-- Task statement --
Copy every line of the data that contains the string "Dessa".

-- Extracted material --
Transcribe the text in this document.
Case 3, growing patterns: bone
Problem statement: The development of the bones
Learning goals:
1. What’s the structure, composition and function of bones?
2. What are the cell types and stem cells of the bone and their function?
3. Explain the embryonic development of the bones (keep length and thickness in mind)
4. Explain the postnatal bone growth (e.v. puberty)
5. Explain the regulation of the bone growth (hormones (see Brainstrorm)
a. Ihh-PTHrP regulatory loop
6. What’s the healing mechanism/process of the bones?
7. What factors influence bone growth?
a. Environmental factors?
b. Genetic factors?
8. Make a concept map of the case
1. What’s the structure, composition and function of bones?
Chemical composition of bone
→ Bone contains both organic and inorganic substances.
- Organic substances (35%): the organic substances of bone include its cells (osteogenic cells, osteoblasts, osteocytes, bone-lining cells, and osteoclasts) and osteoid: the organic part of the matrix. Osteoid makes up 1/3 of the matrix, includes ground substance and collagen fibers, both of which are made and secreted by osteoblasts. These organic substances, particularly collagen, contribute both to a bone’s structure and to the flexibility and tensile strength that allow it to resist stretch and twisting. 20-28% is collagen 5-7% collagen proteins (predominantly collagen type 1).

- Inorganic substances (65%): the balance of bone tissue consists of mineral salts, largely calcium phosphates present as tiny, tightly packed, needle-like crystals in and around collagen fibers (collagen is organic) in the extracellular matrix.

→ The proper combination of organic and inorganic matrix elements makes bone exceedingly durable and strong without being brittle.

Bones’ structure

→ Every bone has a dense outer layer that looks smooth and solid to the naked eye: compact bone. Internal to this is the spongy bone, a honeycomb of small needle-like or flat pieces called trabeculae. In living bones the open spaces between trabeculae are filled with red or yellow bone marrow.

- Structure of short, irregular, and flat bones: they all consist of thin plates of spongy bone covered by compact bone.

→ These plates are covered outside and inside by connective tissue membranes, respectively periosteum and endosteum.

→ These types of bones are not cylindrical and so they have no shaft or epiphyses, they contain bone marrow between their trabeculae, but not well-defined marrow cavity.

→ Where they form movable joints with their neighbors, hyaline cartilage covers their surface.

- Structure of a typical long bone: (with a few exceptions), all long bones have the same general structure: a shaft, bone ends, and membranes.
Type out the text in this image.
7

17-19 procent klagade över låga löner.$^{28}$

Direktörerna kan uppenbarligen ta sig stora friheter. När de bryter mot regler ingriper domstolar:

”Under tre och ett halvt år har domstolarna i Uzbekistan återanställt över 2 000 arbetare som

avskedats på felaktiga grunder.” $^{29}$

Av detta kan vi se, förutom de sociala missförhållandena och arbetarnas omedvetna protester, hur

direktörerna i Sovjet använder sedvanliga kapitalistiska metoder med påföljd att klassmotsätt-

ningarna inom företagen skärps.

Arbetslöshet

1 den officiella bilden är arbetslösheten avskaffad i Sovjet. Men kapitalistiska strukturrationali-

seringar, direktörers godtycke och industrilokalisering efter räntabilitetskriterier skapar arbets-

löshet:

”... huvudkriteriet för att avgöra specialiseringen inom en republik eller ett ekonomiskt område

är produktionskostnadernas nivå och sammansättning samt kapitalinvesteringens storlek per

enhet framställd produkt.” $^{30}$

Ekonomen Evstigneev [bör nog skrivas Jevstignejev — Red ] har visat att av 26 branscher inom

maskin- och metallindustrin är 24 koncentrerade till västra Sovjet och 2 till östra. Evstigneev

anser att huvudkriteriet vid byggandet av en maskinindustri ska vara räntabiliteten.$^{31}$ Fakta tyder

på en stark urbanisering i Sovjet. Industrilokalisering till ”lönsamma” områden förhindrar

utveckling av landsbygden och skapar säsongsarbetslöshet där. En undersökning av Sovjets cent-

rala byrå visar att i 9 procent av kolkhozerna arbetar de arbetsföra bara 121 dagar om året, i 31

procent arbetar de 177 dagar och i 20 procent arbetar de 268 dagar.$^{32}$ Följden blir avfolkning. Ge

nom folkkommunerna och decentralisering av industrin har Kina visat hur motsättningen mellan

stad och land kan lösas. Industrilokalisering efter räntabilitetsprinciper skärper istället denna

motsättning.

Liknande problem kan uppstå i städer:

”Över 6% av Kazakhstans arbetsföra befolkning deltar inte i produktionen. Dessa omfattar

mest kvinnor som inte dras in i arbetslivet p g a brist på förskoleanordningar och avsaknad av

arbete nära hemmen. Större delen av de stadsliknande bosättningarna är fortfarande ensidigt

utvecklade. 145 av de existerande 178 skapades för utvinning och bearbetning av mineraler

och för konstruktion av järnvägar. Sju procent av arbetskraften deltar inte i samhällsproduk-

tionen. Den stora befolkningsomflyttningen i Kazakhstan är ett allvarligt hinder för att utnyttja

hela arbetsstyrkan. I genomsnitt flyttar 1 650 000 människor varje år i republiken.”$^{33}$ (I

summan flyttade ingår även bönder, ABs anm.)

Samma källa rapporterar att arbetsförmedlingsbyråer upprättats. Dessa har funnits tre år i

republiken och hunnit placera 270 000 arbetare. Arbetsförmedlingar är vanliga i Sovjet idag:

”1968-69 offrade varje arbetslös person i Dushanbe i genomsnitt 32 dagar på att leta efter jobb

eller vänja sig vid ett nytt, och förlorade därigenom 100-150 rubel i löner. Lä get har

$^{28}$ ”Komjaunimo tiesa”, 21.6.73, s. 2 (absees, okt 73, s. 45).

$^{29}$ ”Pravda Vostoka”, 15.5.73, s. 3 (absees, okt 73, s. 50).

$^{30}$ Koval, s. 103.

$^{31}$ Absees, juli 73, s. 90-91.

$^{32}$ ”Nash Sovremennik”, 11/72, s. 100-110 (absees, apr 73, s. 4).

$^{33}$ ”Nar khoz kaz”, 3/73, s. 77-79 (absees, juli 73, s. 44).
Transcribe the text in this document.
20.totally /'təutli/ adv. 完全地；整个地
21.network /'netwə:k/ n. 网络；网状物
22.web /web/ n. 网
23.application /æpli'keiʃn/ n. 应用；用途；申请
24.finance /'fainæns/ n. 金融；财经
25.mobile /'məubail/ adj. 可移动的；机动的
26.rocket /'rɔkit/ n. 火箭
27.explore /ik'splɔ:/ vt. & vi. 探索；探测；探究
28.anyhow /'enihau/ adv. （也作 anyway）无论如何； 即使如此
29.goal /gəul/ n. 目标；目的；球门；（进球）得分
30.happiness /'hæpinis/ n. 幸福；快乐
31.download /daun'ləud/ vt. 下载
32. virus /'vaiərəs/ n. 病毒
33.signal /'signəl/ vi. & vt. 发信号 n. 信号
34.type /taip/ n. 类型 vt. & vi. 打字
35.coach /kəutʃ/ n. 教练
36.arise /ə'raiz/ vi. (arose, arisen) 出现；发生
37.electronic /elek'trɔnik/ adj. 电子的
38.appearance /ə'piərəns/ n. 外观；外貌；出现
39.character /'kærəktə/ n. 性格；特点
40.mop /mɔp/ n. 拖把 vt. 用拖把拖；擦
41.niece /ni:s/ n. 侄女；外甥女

-- Task response --
”Över 6% av Kazakhstans arbetsföra befolkning deltar inte i produktionen. Dessa omfattar
Samma källa rapporterar att arbetsförmedlingsbyråer upprättats. Dessa har funnits tre år i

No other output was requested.